> Assigned task 1:
According to the article on the censored EPA fracking presentation, when did the EPA issue its official desk statement that Dimock's water was safe to drink?
> Assigned task 2:
Continue the article on the censored EPA fracking presentation, picking up after its final sentence.

> Excerpt:
▼

PowerPoint presentation from the EPA reveals a clear link between hydraulic fracturing ("fracking") for shale gas in Dimock and groundwater contamination, but was censored by the Obama Administration

Mon, 2013-08-05 10:23Steve Horn

Exclusive: Censored EPA PA Fracking Water Contamination Presentation Published for First Time



DeSmogBlog has obtained a copy of an Obama Administration Environmental Protection Agency (EPA) fracking groundwater contamination PowerPoint presentation describing a then-forthcoming study's findings in Dimock, Pennsylvania.
The PowerPoint presentation reveals a clear link between hydraulic fracturing ("fracking") for shale gas in Dimock and groundwater contamination, but was censored by the Obama Administration. Instead, the EPA issued an official desk statement in July 2012 - in the thick of election year - saying the water in Dimock was safe for consumption.

▲

(Bounding box prediction data)
▼

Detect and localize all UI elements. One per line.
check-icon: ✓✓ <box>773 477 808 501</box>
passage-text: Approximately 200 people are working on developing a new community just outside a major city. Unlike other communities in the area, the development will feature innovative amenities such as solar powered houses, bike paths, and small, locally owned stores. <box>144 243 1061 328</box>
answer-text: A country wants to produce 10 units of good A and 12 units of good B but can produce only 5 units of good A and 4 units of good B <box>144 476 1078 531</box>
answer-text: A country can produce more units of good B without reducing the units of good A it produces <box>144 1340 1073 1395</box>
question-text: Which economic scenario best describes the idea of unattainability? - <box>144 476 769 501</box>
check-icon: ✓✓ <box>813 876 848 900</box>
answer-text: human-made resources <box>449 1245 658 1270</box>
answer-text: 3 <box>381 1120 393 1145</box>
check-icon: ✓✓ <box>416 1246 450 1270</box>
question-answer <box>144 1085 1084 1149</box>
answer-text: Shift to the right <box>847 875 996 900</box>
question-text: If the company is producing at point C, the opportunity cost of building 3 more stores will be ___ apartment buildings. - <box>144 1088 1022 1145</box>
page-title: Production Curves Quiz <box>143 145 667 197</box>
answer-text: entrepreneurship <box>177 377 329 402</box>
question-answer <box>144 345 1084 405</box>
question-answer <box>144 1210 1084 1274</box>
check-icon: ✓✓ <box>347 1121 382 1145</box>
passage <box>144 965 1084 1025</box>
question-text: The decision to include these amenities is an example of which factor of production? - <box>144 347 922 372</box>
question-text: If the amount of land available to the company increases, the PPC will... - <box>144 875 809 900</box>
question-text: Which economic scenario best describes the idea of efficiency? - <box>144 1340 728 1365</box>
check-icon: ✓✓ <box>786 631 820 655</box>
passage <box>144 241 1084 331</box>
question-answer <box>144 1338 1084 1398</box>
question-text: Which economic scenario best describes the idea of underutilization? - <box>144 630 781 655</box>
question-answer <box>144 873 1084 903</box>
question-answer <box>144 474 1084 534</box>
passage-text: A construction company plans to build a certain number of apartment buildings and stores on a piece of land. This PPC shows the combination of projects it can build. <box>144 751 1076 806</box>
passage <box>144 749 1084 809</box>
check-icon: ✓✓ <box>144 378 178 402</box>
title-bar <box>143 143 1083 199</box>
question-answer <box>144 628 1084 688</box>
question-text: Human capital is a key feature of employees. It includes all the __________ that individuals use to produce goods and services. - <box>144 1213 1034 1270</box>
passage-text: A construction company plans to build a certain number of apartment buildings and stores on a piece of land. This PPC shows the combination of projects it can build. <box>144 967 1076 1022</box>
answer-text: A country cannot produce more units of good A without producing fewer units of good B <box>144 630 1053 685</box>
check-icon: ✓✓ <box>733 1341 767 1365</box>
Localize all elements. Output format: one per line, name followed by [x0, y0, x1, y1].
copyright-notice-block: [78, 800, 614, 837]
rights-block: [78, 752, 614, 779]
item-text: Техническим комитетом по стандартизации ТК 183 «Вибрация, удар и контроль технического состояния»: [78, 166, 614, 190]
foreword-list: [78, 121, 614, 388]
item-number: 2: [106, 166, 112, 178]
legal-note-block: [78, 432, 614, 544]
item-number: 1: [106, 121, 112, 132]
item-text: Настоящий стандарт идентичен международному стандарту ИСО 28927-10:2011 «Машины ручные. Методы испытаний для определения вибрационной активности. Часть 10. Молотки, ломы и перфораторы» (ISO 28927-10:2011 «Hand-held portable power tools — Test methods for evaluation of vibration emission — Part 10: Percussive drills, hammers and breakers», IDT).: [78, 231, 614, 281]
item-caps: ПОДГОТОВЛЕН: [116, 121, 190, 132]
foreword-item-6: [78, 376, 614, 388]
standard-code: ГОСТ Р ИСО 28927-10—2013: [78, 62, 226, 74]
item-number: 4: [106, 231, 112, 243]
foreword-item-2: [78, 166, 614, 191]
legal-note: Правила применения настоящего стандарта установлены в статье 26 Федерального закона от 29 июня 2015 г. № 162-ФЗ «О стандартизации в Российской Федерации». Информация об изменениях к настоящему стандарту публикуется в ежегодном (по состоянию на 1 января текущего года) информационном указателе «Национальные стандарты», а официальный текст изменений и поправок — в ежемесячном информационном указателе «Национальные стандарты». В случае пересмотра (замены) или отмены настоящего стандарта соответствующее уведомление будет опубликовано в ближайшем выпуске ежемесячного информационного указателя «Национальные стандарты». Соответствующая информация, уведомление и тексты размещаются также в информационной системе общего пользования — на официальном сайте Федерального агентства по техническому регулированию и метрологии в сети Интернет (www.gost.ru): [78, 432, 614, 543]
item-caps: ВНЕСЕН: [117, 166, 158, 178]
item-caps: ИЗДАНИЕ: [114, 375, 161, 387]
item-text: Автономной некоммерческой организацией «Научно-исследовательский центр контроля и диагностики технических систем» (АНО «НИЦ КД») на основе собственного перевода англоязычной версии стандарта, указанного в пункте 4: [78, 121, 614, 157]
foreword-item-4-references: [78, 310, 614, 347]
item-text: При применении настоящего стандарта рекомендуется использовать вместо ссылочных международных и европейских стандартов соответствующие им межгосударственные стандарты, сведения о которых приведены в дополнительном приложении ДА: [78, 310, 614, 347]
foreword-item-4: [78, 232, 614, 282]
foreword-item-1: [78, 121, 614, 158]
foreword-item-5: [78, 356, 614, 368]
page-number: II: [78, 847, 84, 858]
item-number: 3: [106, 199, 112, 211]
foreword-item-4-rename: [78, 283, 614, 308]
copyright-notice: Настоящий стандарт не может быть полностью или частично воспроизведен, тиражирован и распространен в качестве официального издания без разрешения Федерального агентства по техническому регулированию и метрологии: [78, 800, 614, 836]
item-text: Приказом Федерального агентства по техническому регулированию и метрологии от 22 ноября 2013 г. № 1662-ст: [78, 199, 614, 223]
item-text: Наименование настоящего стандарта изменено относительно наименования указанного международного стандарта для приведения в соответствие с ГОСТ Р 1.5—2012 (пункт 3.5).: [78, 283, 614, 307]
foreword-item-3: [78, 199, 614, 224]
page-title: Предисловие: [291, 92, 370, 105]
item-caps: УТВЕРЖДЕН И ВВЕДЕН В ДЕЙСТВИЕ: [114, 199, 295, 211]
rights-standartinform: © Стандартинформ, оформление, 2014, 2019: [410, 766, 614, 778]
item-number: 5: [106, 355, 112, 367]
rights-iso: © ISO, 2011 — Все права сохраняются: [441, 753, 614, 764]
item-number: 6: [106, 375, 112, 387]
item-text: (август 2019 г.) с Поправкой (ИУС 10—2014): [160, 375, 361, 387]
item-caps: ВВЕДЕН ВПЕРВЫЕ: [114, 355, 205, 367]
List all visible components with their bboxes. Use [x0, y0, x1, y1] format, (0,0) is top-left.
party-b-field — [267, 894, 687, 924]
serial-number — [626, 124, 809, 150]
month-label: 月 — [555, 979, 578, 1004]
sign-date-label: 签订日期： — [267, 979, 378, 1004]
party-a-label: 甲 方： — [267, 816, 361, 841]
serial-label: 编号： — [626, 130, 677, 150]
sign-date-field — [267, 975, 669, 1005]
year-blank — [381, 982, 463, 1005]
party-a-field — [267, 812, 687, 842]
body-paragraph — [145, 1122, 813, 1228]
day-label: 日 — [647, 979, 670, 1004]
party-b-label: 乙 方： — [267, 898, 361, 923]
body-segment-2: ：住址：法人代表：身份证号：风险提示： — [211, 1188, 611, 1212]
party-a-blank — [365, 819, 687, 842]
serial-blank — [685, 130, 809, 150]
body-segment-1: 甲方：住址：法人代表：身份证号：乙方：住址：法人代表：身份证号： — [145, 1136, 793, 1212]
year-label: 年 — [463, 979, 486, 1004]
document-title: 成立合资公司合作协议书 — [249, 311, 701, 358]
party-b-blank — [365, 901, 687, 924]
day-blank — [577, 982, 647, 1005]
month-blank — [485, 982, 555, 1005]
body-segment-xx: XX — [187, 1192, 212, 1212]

▲

> Your response 1:
July 2012

> Your response 2:
Titled "Isotech-Stable Isotype Analysis: Determinining the Origin of Methane and Its Effets on the Aquifer," the PowerPoint presentation concludes that in Cabot Oil and Gas' Dimock Gesford 2 well, "Drilling creates pathways, either temporary or permanent, that allows gas to migrate to the shallow aquifer near [the] surface...In some cases, these gases disrupt groundwater quality."
Other charts depict Cabot's Gesford 3 and 9 wells as doing much of the same, allowing methane to migrate up to aquifers to unprecedented levels - not coincidentally - coinciding with the wells being fracked. The PowerPoint's conclusions are damning. 


"Methane is released during the drilling and perhaps during the fracking process and other gas well work," the presentation states. "Methane is at significantly higher concentrations in the aquifers after gas drilling and perhaps as a result of fracking and other gas well work...Methane and other gases released during drilling (including air from the drilling) apparently cause significant damage to the water quality."
Despite the findings, the official EPA desk statement concluded any groundwater contamination in Dimock was "naturally occurring."
"EPA found hazardous substances, specifically arsenic, barium or manganese, all of which are also naturally occurring substances, in well water at five homes at levels that could present a health concern," read the EPA desk statement. "EPA has provided the residents with all of their sampling results and has no further plans to conduct additional drinking water sampling in Dimock."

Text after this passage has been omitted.